Rows from a dataset:
◆ ◆ ◆ ◆

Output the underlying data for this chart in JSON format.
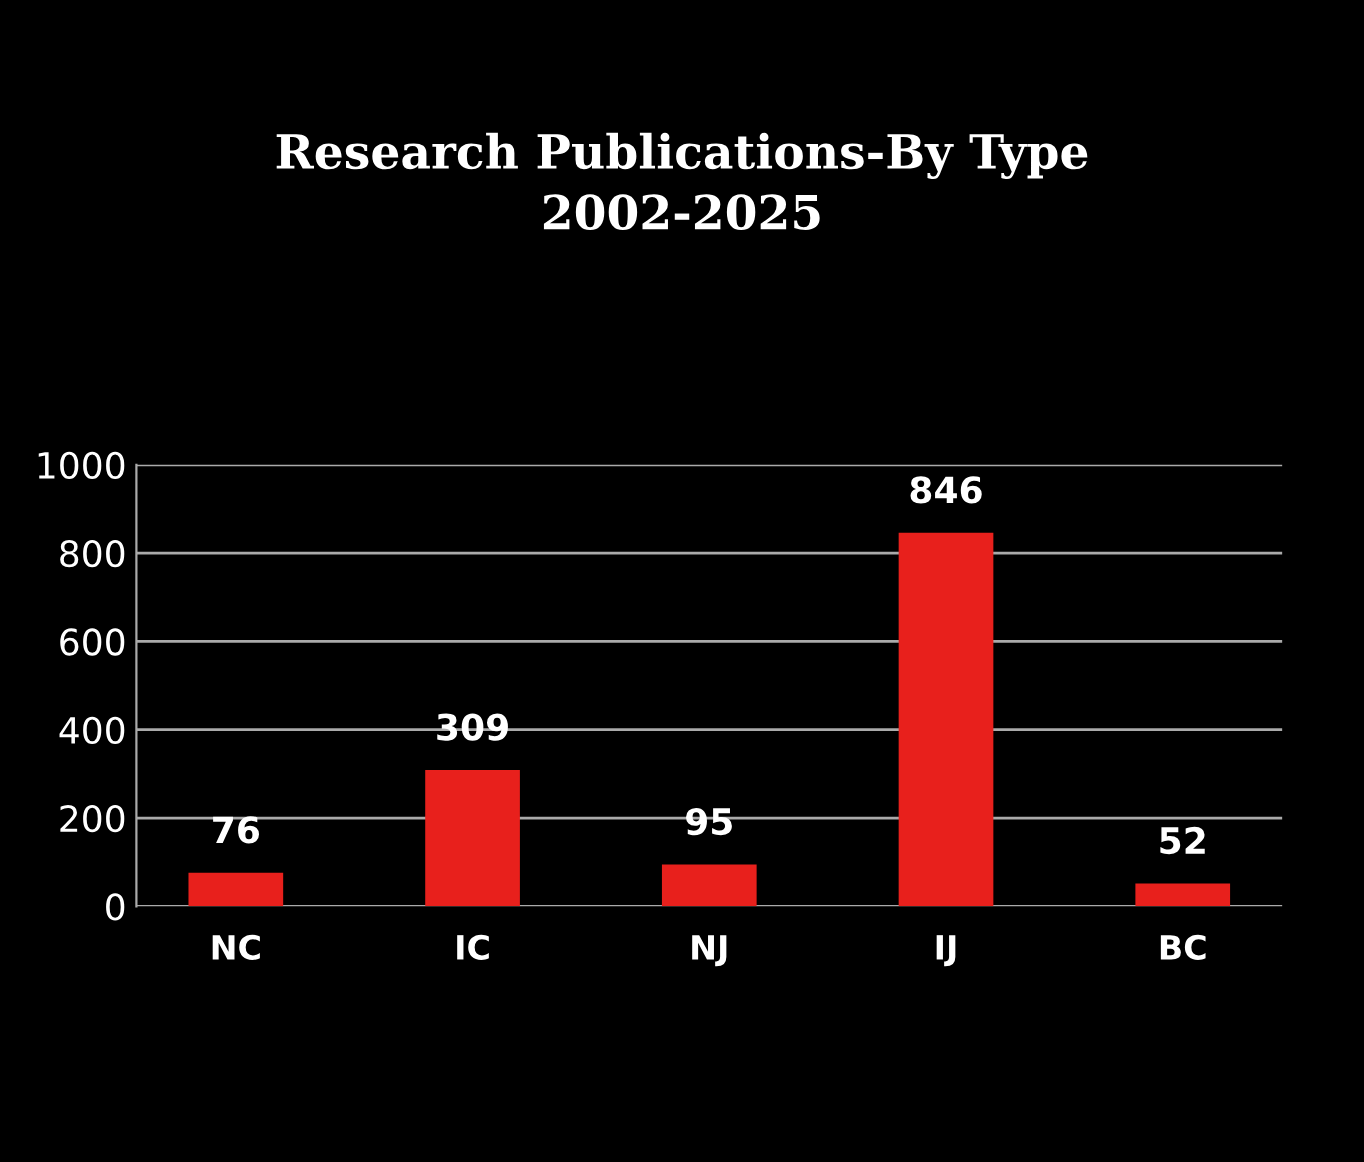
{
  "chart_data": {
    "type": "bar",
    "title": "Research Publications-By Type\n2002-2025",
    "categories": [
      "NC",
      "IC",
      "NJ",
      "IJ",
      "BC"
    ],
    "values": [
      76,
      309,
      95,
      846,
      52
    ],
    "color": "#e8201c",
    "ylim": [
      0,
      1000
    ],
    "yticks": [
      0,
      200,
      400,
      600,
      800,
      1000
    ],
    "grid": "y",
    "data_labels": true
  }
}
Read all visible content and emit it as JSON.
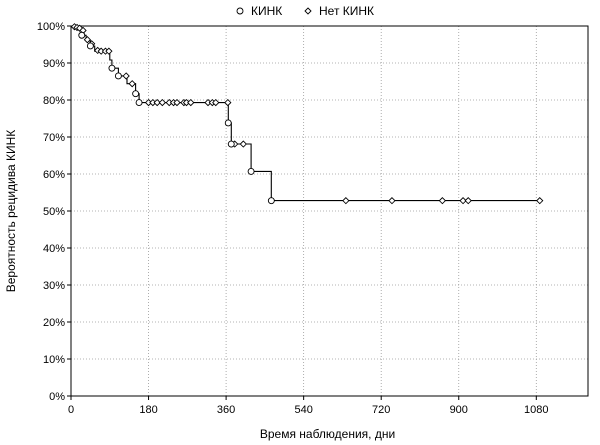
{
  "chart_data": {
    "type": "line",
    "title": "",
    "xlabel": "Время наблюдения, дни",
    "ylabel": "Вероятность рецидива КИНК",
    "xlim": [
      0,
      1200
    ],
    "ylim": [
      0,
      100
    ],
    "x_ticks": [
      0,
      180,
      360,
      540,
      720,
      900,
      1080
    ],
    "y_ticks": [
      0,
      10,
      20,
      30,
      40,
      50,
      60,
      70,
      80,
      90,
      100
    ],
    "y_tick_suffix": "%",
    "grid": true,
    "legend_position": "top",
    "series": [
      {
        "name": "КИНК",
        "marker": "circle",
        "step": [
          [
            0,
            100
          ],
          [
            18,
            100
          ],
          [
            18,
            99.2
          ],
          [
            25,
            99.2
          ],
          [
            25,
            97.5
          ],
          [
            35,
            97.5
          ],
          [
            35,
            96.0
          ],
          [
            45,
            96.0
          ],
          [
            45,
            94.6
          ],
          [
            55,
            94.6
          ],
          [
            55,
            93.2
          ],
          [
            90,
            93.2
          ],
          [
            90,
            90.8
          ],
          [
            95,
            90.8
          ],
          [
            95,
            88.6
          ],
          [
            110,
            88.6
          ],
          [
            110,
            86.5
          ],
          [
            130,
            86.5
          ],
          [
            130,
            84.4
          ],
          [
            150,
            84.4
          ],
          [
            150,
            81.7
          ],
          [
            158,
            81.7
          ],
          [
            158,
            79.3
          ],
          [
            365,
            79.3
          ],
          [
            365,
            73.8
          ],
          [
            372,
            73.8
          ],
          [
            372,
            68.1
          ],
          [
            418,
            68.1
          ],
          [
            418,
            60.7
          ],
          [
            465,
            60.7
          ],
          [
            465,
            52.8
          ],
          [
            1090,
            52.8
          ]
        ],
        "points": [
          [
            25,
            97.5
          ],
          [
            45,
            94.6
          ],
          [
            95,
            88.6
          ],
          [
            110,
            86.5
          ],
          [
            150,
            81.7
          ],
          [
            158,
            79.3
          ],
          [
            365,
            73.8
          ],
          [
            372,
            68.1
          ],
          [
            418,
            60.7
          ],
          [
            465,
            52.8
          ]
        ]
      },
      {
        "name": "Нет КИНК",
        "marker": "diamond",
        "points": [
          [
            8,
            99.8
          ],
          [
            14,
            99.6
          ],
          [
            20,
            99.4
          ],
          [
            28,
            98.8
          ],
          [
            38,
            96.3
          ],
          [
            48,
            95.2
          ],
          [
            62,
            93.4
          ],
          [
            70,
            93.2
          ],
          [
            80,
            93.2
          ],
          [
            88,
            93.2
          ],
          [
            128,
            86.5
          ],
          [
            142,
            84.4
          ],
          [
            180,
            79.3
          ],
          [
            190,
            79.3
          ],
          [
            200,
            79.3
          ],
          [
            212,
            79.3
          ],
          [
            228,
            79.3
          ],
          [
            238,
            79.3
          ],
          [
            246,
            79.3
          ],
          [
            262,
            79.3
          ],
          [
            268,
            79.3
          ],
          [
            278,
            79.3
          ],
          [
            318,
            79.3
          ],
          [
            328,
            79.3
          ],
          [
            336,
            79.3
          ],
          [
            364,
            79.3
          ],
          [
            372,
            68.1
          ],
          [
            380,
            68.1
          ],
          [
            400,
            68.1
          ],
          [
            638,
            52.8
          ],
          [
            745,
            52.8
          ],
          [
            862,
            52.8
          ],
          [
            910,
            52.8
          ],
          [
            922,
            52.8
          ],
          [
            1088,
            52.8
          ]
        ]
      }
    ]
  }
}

◆ ◆ ◆ ◆

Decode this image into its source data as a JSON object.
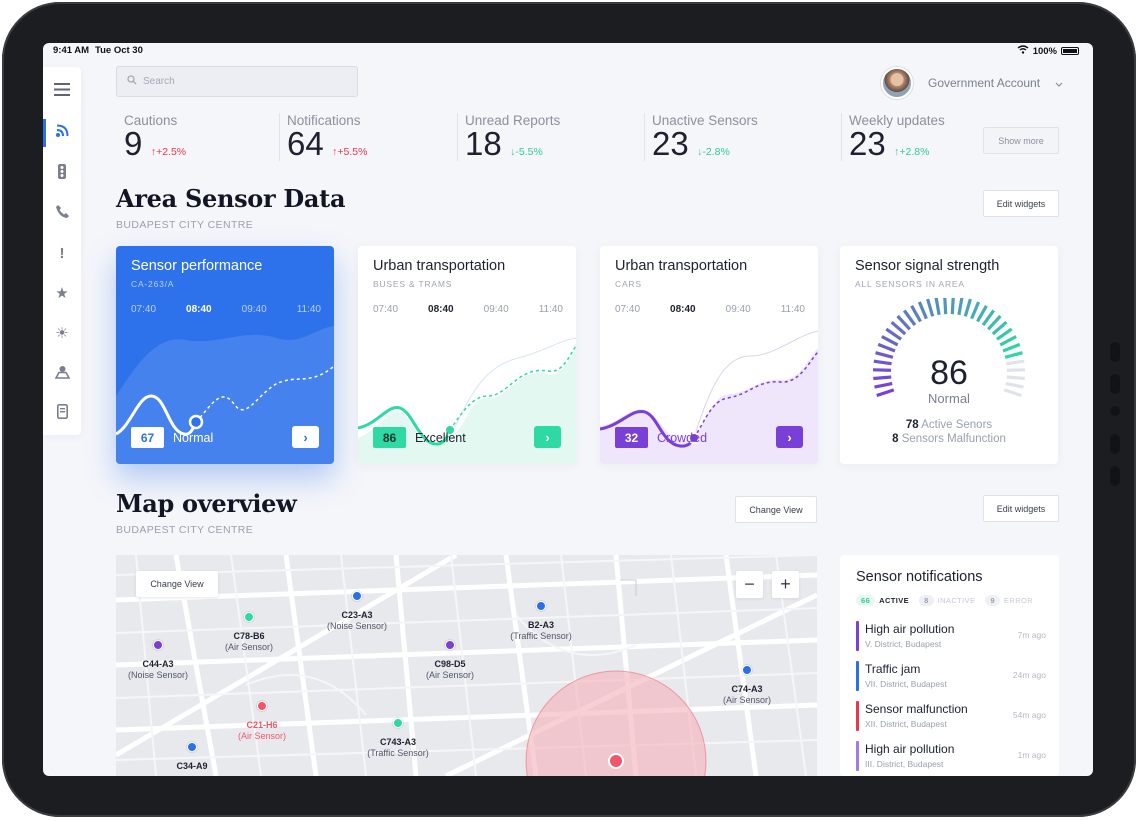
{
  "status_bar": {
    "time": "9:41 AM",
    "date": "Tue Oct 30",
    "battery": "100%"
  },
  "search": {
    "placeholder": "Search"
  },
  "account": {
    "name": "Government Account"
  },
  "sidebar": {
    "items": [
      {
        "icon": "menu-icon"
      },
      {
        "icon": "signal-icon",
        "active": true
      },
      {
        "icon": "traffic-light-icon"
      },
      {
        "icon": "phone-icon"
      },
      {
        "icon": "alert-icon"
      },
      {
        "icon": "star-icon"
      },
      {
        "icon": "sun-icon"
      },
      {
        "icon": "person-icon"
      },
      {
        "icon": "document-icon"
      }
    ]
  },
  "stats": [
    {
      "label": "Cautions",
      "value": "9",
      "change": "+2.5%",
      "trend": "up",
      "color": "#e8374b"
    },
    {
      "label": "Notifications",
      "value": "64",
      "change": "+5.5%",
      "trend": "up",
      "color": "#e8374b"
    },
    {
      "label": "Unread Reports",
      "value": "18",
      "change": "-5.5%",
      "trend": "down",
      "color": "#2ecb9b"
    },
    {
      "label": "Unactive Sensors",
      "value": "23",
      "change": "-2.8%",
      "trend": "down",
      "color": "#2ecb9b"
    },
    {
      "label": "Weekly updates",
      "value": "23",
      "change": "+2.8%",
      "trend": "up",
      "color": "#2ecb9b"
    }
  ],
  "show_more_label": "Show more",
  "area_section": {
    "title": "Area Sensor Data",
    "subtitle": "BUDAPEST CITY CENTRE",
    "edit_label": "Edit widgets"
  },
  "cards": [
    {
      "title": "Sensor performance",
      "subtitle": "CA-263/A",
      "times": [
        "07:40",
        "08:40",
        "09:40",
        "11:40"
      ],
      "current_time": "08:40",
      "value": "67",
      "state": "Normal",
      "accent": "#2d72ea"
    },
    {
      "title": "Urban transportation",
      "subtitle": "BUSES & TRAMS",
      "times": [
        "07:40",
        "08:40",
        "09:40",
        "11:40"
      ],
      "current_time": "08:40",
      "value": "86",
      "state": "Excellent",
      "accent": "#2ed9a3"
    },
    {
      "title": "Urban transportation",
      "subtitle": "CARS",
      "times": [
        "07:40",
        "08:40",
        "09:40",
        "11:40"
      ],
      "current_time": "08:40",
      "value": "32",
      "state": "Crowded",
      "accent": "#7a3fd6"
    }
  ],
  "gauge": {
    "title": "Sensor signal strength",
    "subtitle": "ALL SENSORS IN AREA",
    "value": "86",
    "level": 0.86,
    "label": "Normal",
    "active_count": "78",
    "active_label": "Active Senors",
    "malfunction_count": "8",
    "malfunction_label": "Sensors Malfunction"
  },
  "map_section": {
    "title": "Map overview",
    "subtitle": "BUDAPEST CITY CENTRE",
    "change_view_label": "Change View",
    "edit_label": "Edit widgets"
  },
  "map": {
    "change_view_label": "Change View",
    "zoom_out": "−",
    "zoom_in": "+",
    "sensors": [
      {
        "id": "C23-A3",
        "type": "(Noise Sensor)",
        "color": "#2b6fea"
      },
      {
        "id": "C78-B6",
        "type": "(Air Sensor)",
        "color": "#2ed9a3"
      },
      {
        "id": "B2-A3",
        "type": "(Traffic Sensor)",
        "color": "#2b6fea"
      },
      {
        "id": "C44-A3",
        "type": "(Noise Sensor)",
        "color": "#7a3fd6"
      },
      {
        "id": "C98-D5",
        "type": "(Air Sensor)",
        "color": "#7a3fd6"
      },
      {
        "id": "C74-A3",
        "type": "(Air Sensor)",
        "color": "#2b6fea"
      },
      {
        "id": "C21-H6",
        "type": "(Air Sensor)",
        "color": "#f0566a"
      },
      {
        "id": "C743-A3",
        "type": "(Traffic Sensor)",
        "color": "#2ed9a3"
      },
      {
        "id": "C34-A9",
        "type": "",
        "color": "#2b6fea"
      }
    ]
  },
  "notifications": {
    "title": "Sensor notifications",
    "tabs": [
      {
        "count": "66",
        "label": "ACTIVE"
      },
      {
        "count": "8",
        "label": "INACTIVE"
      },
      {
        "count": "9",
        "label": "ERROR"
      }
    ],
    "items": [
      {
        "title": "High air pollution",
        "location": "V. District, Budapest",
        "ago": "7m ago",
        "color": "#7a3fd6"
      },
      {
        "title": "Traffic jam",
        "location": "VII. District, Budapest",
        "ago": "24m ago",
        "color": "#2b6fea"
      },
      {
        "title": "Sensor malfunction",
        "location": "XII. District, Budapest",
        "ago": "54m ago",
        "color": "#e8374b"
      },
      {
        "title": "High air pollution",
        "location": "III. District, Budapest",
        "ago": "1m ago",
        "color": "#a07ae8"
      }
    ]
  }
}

◆ ◆ ◆ ◆

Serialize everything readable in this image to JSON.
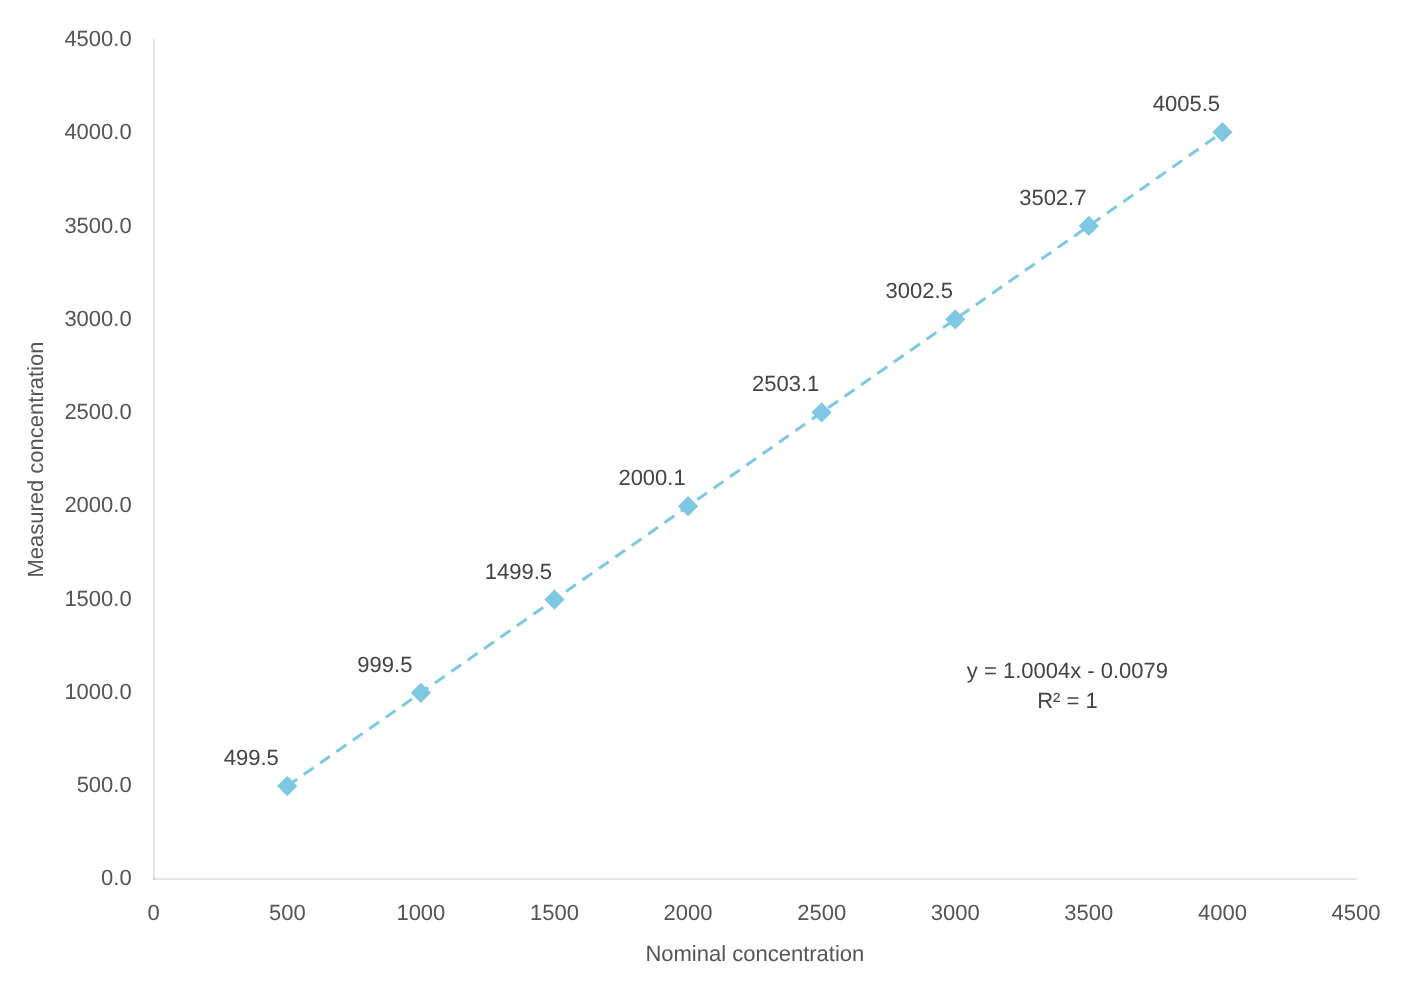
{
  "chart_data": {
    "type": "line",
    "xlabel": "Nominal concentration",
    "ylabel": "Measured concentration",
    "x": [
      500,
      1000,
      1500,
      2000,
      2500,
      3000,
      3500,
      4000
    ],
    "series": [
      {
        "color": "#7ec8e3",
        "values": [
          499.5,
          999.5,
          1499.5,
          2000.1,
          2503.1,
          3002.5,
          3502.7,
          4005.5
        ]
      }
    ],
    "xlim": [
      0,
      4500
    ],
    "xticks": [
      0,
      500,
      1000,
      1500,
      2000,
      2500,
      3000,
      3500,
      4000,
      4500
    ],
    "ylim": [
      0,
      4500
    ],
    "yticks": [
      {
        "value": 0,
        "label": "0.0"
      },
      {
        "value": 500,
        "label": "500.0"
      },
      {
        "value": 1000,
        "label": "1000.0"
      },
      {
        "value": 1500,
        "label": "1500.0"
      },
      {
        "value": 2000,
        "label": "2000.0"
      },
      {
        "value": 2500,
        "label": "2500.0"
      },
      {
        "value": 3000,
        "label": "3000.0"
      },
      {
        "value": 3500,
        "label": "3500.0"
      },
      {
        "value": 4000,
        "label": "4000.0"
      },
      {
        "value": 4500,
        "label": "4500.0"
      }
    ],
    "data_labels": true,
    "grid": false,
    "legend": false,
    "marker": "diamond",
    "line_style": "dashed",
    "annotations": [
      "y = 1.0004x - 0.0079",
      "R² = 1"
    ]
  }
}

◆ ◆ ◆ ◆

# DESCRIPTION OF THE TASK
From the entries above, pull out each line that includes "image".

# WRITTEN RESPONSE
Decode this image into its source data as a JSON object.
Serialize everything readable in this image to JSON.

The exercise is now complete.